**WHAT YOU WILL DO**
[1] Answer these questions about the forum thread on fish dropsy:
(a) Which medication did the first poster say was the only one that had ever cured dropsy and severe pineconing for them?
(b) How often were belly taps given to the second poster's fish?
(c) What did the necropsy find after the second poster's fish died?
[2] Write the next part of the forum thread on fish dropsy, picking up after its last line.

**GIVEN TEXT**
--- --- ---

Mayanjungledog, sounds like your fish had dropsy, it isn't a disease in it's own but always has an underlying cause, usually kidney related. If that ever happens again, try Kanamycin, it's the only med I've ever successfully cured dropsy and severe pineconing with. I soaked some Betta Gold in it and administered it in the food and also in the water column. Can't say what was they underlying issue, kidneys, bacterial or whatever, but swelling and pineconing like in that particular case is usually a sure bet the fish won't make it.[/QUOTE]

My fish definitely did have dropsy. The pinecone effect of the scales were prevented by the belly taps 2-3 times per week. I thought about using kanamycin, but ultimately in this case, it wouldn't have mattered. A necropsy was performed after my fish died and there was a tumor in the coelomic cavity. What dosage of kanamycin do you use?


----------



## jaidexl (Jan 20, 2007)

--- --- ---

(Document understanding data)

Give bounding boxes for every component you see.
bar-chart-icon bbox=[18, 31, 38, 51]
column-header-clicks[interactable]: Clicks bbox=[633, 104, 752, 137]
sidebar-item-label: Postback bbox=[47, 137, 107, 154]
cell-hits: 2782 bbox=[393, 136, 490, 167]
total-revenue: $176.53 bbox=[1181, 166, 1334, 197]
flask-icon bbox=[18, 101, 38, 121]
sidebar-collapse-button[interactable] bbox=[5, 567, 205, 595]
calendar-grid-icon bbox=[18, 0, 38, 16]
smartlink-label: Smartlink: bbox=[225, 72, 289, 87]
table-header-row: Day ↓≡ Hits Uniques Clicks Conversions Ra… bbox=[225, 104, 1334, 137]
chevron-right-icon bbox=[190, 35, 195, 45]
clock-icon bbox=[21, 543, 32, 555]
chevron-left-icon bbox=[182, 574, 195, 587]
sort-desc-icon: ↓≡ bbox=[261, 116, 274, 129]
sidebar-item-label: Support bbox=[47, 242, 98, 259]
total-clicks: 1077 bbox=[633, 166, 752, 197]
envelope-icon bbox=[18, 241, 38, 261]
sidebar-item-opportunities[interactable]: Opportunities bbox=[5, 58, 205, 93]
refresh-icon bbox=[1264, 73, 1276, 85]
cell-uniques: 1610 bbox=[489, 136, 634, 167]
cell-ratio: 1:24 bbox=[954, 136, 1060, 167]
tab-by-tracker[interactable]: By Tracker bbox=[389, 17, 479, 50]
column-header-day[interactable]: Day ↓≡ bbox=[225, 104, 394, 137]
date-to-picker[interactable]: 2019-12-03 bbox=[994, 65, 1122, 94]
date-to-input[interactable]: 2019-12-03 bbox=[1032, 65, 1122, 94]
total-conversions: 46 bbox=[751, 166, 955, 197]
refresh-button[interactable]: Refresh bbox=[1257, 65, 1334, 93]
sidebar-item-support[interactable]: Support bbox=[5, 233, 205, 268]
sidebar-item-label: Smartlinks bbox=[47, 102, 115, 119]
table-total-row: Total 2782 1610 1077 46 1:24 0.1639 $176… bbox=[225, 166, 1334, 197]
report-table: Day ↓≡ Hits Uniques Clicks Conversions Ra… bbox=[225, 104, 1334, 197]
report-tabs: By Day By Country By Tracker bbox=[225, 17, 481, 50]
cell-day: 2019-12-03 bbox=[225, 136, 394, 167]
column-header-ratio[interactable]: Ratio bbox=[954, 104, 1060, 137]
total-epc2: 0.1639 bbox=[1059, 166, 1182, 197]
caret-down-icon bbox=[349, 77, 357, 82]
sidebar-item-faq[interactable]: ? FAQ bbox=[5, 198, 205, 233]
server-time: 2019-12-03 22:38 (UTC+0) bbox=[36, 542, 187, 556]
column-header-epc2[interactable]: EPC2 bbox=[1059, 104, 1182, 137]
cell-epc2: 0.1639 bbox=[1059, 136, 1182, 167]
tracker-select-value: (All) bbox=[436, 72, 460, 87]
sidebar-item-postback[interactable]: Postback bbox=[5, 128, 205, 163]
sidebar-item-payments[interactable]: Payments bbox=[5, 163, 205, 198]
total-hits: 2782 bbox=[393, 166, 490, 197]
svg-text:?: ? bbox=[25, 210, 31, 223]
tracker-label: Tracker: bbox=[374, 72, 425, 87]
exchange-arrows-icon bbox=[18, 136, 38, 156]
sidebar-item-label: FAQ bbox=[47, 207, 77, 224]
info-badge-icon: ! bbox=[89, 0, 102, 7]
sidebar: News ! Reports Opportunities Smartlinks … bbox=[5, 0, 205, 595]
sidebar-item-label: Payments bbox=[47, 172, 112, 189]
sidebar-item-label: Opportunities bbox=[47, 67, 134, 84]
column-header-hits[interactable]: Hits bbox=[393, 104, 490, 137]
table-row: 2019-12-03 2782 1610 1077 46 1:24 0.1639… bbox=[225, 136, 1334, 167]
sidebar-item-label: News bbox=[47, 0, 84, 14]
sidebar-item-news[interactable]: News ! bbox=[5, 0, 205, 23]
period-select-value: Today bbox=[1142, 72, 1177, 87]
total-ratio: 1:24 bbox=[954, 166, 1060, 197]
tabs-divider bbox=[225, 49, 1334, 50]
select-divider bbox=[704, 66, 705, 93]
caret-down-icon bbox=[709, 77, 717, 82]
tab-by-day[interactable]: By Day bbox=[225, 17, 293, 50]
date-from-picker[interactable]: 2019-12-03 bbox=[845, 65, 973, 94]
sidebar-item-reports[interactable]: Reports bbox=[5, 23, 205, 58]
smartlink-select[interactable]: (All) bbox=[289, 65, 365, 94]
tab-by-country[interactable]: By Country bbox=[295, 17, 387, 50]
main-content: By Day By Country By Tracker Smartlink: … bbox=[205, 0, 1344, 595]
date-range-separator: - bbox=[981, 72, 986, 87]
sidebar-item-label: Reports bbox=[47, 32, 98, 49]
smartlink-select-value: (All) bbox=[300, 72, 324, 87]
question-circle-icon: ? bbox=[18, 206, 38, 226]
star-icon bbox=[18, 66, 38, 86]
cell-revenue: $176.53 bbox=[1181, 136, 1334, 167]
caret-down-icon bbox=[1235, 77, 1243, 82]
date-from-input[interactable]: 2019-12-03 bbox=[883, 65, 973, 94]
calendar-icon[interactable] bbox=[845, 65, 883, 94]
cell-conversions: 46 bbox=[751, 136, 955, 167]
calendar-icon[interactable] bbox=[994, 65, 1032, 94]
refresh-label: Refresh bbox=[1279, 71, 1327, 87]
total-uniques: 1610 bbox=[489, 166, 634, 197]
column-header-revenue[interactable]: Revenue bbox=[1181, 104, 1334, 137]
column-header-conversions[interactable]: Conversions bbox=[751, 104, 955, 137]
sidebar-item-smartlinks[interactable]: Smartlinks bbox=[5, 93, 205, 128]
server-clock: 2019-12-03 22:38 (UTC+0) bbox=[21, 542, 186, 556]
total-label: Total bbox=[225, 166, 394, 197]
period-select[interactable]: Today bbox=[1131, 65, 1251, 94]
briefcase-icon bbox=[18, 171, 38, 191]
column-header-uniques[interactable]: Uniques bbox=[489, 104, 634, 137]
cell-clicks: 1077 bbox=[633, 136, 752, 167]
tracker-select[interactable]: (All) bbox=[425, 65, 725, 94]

--- --- ---

**ANSWERS IN ORDER**
[1]
(a) Kanamycin
(b) 2-3 times per week
(c) A tumor in the coelomic cavity

[2]
Not sure of the actual dosage, just did whatever is stated on the bottle (supplied by flguppieplus). They're capsuled powder measured for one daily dose in ten gallons. I had to divide them into tenths for use in a 1gl hospital, 5 or 10 day treatment, can't remember. I'd have to find the bottle to be sure, I don't think there was any in depth info about the concentration or anything, they're a small time place that uses a cheap printed label stuck onto a pill bottle. It did include easy food prep instructions, though.


----------



## jaidexl (Jan 20, 2007)

Well, from their website I get the impression it's 150mg per 10gl. 

http://store.fastcommerce.com/flguppiesplus/cat-ff808081176dde4c01176ff883a54126.html


----------



## mayanjungledog (May 25, 2009)

Thank you. Good to know for future reference.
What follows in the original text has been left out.